◆ **Directive**: Rewrite the records below with every "hook-icon" changed to "hanger-icon", leaving everything else as it is.

## start Records shown

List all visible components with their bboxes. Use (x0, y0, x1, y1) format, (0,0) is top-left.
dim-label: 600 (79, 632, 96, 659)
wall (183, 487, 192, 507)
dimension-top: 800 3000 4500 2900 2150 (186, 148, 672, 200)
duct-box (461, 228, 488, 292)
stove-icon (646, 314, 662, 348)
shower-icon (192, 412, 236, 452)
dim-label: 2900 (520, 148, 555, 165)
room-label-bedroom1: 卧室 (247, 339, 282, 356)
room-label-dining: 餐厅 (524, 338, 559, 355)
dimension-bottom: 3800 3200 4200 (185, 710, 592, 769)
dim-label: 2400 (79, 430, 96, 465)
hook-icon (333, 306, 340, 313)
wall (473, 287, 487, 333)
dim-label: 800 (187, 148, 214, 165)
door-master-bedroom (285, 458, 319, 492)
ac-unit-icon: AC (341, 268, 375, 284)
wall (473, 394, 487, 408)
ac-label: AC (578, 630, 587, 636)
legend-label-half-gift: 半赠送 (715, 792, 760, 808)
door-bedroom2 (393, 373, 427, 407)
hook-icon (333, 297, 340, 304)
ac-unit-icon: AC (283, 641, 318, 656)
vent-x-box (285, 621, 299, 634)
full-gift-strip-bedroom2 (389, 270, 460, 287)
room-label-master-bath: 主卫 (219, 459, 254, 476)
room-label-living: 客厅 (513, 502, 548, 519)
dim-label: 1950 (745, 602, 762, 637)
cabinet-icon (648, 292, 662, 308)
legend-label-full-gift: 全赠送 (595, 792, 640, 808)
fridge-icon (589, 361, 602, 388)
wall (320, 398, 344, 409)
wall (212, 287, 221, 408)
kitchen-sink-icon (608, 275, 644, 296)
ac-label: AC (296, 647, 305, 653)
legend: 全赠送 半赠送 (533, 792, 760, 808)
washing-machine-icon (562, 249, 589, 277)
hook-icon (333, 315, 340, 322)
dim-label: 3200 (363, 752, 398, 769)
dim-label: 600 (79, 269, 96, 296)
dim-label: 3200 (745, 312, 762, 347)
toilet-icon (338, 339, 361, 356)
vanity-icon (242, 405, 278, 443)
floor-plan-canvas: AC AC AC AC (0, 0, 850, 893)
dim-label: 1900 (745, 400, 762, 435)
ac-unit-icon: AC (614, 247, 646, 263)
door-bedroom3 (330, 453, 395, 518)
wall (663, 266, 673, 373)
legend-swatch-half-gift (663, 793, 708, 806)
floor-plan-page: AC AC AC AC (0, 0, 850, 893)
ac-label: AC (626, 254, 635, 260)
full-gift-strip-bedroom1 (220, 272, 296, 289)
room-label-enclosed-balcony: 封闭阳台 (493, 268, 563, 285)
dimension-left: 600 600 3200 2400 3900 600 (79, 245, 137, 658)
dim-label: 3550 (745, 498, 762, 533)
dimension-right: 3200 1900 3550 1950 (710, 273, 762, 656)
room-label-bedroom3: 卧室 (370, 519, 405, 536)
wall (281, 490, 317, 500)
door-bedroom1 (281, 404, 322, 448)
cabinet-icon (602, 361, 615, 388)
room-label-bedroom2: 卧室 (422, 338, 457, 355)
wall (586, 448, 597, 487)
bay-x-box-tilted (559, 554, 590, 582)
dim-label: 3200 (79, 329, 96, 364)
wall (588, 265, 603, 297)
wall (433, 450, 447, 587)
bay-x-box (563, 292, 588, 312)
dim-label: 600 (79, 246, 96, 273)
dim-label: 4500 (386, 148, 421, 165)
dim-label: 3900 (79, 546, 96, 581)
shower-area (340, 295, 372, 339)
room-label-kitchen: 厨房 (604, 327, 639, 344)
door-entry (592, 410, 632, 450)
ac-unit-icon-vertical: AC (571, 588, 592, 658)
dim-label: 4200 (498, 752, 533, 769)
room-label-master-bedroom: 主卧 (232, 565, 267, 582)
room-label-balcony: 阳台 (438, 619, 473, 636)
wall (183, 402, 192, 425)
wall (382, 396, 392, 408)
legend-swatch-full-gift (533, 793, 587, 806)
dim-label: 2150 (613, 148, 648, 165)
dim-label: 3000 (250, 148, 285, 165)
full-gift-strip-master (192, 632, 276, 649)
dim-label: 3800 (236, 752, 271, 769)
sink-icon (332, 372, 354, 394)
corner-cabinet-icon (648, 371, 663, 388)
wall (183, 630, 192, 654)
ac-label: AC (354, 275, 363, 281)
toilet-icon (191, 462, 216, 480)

## end Records shown

◆ **Task answer**:
List all visible components with their bboxes. Use (x0, y0, x1, y1) format, (0,0) is top-left.
dim-label: 600 (79, 632, 96, 659)
wall (183, 487, 192, 507)
dimension-top: 800 3000 4500 2900 2150 (186, 148, 672, 200)
duct-box (461, 228, 488, 292)
stove-icon (646, 314, 662, 348)
shower-icon (192, 412, 236, 452)
dim-label: 2900 (520, 148, 555, 165)
room-label-bedroom1: 卧室 (247, 339, 282, 356)
room-label-dining: 餐厅 (524, 338, 559, 355)
dimension-bottom: 3800 3200 4200 (185, 710, 592, 769)
dim-label: 2400 (79, 430, 96, 465)
hanger-icon (333, 306, 340, 313)
wall (473, 287, 487, 333)
dim-label: 800 (187, 148, 214, 165)
door-master-bedroom (285, 458, 319, 492)
ac-unit-icon: AC (341, 268, 375, 284)
wall (473, 394, 487, 408)
ac-label: AC (578, 630, 587, 636)
legend-label-half-gift: 半赠送 (715, 792, 760, 808)
door-bedroom2 (393, 373, 427, 407)
hanger-icon (333, 297, 340, 304)
ac-unit-icon: AC (283, 641, 318, 656)
vent-x-box (285, 621, 299, 634)
full-gift-strip-bedroom2 (389, 270, 460, 287)
room-label-master-bath: 主卫 (219, 459, 254, 476)
room-label-living: 客厅 (513, 502, 548, 519)
dim-label: 1950 (745, 602, 762, 637)
cabinet-icon (648, 292, 662, 308)
legend-label-full-gift: 全赠送 (595, 792, 640, 808)
fridge-icon (589, 361, 602, 388)
wall (320, 398, 344, 409)
wall (212, 287, 221, 408)
kitchen-sink-icon (608, 275, 644, 296)
ac-label: AC (296, 647, 305, 653)
legend: 全赠送 半赠送 (533, 792, 760, 808)
washing-machine-icon (562, 249, 589, 277)
hanger-icon (333, 315, 340, 322)
dim-label: 3200 (363, 752, 398, 769)
dim-label: 600 (79, 269, 96, 296)
dim-label: 3200 (745, 312, 762, 347)
toilet-icon (338, 339, 361, 356)
vanity-icon (242, 405, 278, 443)
floor-plan-canvas: AC AC AC AC (0, 0, 850, 893)
dim-label: 1900 (745, 400, 762, 435)
ac-unit-icon: AC (614, 247, 646, 263)
door-bedroom3 (330, 453, 395, 518)
wall (663, 266, 673, 373)
legend-swatch-half-gift (663, 793, 708, 806)
floor-plan-page: AC AC AC AC (0, 0, 850, 893)
ac-label: AC (626, 254, 635, 260)
full-gift-strip-bedroom1 (220, 272, 296, 289)
room-label-enclosed-balcony: 封闭阳台 (493, 268, 563, 285)
dimension-left: 600 600 3200 2400 3900 600 (79, 245, 137, 658)
dim-label: 3550 (745, 498, 762, 533)
dimension-right: 3200 1900 3550 1950 (710, 273, 762, 656)
room-label-bedroom3: 卧室 (370, 519, 405, 536)
wall (281, 490, 317, 500)
door-bedroom1 (281, 404, 322, 448)
cabinet-icon (602, 361, 615, 388)
room-label-bedroom2: 卧室 (422, 338, 457, 355)
wall (586, 448, 597, 487)
bay-x-box-tilted (559, 554, 590, 582)
dim-label: 3200 (79, 329, 96, 364)
wall (588, 265, 603, 297)
wall (433, 450, 447, 587)
bay-x-box (563, 292, 588, 312)
dim-label: 600 (79, 246, 96, 273)
dim-label: 4500 (386, 148, 421, 165)
dim-label: 3900 (79, 546, 96, 581)
shower-area (340, 295, 372, 339)
room-label-kitchen: 厨房 (604, 327, 639, 344)
door-entry (592, 410, 632, 450)
ac-unit-icon-vertical: AC (571, 588, 592, 658)
dim-label: 4200 (498, 752, 533, 769)
room-label-master-bedroom: 主卧 (232, 565, 267, 582)
room-label-balcony: 阳台 (438, 619, 473, 636)
wall (183, 402, 192, 425)
wall (382, 396, 392, 408)
legend-swatch-full-gift (533, 793, 587, 806)
dim-label: 2150 (613, 148, 648, 165)
dim-label: 3000 (250, 148, 285, 165)
full-gift-strip-master (192, 632, 276, 649)
dim-label: 3800 (236, 752, 271, 769)
sink-icon (332, 372, 354, 394)
corner-cabinet-icon (648, 371, 663, 388)
wall (183, 630, 192, 654)
ac-label: AC (354, 275, 363, 281)
toilet-icon (191, 462, 216, 480)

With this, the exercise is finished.